** start of Supplied records **

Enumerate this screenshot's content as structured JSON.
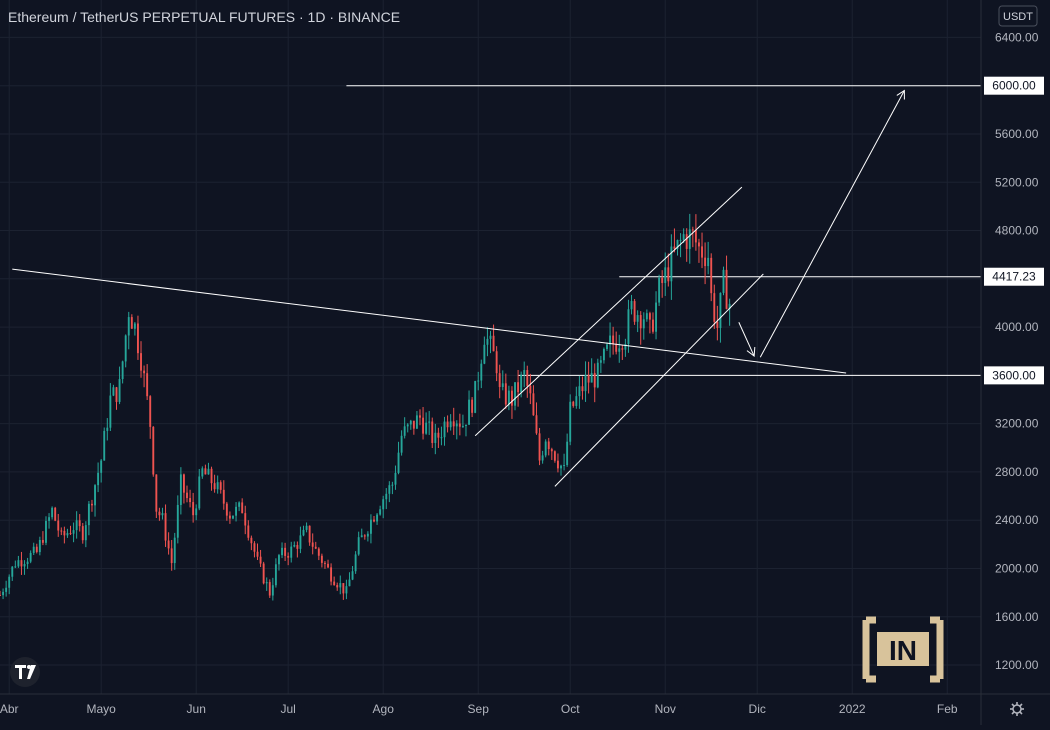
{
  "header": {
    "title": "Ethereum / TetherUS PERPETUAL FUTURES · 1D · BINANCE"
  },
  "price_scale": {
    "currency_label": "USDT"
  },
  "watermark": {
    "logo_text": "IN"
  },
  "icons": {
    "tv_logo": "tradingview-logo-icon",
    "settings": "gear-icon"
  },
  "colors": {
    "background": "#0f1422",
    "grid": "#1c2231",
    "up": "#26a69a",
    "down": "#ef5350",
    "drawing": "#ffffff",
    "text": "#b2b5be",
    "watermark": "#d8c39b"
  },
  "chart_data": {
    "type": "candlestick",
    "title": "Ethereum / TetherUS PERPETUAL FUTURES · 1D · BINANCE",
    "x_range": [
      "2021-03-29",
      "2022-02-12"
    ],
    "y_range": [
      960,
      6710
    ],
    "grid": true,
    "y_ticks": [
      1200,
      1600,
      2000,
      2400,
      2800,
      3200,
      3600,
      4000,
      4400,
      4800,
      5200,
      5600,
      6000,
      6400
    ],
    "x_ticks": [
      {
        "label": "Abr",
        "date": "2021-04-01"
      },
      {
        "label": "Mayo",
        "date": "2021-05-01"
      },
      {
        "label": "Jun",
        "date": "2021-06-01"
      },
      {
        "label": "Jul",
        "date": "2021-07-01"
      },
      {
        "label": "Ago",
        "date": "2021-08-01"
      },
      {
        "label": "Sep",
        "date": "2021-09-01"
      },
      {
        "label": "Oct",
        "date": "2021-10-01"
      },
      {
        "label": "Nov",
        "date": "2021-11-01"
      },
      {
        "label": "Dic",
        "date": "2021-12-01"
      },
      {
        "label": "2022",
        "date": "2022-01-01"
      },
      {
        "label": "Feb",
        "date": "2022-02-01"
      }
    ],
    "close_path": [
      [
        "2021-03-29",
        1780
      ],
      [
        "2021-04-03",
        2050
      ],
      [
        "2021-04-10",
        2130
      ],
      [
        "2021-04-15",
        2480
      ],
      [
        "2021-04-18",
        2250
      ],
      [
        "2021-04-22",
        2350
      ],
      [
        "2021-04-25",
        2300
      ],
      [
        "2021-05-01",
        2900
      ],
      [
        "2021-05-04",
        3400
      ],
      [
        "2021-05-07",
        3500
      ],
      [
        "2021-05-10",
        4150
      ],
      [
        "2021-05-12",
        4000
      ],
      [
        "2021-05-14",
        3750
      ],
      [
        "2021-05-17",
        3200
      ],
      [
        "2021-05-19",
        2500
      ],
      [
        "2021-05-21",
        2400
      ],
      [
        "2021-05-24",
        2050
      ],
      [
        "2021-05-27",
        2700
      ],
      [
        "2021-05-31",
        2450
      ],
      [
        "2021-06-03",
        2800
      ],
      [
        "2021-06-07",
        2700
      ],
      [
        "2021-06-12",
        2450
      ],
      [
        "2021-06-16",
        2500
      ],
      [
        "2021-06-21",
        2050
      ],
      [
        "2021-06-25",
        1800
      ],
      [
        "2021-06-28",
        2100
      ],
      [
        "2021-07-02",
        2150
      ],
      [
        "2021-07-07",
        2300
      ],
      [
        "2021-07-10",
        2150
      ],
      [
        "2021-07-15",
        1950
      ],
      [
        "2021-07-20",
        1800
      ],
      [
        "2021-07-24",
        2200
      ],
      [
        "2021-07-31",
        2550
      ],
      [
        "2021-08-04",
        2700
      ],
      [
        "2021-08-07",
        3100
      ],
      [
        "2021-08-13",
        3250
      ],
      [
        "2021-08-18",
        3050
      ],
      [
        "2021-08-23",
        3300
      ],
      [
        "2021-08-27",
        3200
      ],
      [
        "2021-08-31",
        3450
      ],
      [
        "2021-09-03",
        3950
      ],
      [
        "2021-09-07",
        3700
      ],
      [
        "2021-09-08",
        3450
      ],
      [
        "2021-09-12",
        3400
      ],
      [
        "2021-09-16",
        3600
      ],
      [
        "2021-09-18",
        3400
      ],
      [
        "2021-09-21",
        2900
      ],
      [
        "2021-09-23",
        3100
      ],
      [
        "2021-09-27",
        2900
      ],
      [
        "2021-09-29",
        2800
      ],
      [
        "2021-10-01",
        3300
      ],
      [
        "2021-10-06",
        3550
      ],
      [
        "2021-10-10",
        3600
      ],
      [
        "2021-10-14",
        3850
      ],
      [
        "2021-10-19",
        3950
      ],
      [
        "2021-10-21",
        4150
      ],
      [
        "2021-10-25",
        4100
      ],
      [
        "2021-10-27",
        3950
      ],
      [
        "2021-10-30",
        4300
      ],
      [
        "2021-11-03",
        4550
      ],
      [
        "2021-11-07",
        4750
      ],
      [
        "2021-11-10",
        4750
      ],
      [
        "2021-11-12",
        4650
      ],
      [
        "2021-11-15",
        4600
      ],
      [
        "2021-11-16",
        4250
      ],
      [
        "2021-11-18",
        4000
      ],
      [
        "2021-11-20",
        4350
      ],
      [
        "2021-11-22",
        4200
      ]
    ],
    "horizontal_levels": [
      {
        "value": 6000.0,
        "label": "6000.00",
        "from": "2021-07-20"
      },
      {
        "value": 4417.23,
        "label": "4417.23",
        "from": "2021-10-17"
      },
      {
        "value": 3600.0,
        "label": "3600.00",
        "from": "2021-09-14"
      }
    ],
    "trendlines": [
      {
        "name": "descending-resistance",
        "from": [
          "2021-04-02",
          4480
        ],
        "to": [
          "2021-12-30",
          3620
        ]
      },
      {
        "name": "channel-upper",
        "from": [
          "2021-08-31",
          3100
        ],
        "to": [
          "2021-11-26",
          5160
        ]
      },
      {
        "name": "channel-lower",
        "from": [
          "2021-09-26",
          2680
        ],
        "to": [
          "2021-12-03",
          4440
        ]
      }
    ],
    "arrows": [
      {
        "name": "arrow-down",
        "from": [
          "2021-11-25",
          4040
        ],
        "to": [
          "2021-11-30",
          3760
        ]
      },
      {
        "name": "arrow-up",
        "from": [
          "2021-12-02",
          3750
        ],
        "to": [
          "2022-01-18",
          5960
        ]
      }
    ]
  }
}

** end of Supplied records **
** start of Supplied records **

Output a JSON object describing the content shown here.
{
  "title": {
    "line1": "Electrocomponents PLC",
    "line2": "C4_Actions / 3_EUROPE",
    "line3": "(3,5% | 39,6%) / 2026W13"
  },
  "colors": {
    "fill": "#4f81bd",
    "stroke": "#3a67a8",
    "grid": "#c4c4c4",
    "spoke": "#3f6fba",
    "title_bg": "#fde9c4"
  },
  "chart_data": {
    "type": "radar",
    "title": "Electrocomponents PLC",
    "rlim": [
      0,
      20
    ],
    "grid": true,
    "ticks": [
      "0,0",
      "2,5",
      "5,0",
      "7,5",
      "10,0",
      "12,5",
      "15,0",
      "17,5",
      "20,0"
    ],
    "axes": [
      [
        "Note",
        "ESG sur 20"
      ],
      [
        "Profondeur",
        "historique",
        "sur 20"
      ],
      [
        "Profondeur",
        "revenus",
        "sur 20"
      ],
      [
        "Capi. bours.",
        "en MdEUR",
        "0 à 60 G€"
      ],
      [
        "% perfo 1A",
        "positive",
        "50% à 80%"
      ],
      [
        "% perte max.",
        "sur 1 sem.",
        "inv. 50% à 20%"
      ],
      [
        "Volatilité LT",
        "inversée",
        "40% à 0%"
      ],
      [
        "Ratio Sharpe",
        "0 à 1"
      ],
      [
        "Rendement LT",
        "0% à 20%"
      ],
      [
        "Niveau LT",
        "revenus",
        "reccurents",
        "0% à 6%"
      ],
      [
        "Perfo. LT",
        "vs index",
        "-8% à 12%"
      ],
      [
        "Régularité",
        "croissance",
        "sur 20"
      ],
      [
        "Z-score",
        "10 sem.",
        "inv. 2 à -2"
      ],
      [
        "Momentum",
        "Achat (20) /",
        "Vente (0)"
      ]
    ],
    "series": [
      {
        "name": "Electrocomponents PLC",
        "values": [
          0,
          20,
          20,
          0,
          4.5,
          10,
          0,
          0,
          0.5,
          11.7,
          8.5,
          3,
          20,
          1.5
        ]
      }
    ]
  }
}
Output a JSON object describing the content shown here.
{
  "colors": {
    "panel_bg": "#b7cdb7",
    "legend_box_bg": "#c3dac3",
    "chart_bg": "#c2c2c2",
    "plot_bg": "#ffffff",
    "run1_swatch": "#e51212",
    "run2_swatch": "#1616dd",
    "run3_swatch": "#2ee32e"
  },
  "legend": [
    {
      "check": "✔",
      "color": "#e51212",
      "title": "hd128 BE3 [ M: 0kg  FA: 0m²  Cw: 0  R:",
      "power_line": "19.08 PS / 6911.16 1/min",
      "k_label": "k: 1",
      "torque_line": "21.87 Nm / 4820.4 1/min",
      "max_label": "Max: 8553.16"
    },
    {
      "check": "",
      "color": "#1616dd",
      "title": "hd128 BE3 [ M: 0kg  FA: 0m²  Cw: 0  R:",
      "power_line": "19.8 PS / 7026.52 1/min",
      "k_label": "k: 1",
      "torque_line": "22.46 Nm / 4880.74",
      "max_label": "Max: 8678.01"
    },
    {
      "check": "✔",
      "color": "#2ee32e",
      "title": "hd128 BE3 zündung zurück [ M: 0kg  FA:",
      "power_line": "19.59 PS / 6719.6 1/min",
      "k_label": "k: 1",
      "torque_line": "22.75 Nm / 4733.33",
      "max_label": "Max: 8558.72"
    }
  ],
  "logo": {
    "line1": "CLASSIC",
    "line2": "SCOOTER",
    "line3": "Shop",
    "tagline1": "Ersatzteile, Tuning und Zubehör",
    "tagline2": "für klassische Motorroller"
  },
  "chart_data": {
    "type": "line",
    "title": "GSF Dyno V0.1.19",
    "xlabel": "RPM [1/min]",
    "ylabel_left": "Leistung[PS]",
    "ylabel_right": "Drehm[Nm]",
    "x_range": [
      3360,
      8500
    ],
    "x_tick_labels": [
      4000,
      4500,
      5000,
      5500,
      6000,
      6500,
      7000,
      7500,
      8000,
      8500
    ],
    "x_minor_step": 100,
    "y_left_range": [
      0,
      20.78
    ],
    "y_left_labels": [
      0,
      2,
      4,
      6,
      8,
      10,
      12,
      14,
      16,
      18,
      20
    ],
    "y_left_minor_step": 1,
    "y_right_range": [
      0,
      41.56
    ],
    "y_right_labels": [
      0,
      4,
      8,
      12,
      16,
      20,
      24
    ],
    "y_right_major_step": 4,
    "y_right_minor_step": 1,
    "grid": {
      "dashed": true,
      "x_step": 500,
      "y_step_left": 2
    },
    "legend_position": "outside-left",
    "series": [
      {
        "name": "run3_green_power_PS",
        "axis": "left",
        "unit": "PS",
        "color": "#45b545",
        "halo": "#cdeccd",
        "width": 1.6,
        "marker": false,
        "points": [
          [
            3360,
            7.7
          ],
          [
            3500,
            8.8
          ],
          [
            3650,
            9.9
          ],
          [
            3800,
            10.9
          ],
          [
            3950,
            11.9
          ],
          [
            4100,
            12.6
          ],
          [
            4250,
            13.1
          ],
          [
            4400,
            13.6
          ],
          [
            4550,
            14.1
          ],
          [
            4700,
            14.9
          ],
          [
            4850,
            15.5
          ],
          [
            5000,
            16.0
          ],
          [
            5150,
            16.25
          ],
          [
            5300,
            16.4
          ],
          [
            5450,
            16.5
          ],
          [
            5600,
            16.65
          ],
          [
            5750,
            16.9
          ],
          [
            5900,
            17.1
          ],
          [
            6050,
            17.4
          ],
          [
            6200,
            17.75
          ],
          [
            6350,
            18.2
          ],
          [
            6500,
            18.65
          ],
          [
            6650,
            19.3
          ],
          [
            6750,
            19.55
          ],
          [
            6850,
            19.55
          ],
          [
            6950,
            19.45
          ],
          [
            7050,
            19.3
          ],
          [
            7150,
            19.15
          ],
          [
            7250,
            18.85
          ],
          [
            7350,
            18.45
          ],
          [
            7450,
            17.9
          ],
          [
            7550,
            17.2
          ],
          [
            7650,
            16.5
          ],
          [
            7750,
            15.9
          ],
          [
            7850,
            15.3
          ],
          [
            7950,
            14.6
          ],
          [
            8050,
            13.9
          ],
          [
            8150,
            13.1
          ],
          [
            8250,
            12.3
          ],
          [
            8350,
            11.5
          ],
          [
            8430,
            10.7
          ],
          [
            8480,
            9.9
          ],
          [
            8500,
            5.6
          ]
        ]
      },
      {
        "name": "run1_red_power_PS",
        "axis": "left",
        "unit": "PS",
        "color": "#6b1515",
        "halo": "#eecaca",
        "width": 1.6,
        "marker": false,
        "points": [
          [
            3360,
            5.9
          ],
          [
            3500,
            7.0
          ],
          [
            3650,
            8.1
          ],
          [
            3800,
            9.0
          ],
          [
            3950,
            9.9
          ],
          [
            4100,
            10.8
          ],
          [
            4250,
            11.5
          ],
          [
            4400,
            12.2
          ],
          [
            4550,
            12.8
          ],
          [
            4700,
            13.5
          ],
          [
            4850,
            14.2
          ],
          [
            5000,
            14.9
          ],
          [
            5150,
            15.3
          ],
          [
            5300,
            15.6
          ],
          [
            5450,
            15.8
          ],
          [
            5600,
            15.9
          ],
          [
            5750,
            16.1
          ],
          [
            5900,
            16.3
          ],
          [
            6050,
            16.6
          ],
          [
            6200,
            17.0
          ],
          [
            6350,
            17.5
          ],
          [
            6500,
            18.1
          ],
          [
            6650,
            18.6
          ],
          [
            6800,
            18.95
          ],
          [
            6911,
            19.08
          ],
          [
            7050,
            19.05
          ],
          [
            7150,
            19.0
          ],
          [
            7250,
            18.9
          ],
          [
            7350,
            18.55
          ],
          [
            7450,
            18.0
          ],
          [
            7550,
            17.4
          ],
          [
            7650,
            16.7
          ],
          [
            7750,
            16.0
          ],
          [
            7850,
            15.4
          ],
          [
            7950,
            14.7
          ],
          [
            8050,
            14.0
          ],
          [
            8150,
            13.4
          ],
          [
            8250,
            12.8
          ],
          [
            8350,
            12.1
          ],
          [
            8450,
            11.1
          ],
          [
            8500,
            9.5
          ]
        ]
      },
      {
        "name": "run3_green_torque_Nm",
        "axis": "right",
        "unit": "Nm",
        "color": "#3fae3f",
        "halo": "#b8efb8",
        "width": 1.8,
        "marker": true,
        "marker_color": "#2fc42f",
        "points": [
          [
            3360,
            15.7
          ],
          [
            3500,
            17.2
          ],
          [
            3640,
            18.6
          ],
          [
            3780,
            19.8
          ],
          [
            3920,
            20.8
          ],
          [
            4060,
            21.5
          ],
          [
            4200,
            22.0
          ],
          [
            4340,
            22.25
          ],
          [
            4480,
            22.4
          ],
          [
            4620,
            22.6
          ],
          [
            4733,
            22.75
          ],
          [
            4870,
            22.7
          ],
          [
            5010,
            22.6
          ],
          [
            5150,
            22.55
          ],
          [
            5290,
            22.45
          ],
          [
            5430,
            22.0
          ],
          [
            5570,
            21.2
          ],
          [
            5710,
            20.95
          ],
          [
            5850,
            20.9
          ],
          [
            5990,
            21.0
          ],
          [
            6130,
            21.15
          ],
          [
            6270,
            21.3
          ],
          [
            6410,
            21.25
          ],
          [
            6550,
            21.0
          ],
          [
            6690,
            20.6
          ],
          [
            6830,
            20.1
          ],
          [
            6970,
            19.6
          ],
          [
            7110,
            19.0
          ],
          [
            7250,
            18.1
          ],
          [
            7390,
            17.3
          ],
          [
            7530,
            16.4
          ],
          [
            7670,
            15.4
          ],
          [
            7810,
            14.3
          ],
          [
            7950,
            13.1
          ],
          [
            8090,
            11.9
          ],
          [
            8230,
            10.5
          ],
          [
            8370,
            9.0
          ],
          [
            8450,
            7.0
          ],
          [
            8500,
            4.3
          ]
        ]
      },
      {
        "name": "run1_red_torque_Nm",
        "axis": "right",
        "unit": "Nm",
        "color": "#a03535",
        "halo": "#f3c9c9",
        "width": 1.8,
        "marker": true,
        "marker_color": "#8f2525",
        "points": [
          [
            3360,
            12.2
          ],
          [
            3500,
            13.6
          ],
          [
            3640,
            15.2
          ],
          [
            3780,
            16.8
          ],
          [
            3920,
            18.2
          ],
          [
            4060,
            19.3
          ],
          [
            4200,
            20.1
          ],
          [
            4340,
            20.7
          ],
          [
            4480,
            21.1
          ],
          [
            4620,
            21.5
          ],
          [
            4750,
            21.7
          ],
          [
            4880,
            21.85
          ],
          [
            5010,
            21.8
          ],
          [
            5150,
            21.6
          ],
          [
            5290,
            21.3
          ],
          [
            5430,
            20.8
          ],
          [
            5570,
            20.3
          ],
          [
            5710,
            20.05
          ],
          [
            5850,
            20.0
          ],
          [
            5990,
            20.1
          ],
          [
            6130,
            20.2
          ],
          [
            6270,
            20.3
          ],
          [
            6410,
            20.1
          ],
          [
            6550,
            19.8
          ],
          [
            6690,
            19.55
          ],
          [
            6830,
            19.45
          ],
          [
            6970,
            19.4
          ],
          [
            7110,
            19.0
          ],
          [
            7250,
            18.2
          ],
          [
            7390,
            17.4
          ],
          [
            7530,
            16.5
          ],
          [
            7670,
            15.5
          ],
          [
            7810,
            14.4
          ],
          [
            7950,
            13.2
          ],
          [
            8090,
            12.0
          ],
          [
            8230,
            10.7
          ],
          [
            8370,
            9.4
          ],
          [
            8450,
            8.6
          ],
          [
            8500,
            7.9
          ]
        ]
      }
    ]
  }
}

** end of Supplied records **
** start of Supplied records **

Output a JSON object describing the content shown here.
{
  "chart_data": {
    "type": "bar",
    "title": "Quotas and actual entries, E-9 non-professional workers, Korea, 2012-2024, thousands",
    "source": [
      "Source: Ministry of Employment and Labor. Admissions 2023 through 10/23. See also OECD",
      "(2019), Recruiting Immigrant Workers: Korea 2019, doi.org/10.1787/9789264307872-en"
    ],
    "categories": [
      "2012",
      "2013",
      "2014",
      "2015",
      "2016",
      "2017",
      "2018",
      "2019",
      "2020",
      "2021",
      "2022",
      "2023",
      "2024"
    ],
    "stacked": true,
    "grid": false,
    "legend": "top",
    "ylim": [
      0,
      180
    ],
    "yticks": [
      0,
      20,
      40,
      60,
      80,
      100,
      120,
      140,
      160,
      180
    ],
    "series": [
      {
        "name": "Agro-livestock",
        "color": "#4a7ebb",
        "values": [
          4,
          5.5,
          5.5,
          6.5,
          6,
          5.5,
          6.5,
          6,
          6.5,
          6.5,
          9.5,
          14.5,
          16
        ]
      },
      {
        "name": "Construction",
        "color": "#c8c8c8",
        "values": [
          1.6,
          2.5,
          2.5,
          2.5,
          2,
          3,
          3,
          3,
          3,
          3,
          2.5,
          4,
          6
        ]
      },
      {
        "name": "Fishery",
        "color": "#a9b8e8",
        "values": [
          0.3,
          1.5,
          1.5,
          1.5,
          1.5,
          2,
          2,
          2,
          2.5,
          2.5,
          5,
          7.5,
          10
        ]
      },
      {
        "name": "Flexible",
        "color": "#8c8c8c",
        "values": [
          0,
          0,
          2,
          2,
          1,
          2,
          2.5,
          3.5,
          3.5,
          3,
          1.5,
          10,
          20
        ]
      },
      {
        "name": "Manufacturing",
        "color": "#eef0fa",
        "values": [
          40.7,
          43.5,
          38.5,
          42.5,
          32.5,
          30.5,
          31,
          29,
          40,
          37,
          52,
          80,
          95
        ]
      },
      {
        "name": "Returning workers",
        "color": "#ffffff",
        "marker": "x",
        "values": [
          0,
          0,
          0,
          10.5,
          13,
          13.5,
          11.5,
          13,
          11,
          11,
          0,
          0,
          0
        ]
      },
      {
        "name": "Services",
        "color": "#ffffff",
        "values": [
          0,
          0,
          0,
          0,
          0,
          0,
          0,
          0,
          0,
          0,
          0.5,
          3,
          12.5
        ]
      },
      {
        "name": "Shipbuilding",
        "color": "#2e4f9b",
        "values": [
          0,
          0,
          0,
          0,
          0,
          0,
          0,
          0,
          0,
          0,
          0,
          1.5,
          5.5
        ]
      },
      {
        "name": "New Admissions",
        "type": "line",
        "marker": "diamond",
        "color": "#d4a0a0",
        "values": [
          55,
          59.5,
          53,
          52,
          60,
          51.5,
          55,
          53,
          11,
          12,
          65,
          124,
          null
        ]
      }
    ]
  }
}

** end of Supplied records **

**Short problem**
Only lines with the word "Admissions" should be collected from the material.

**Correct response**
      "Source: Ministry of Employment and Labor. Admissions 2023 through 10/23. See also OECD",
        "name": "New Admissions",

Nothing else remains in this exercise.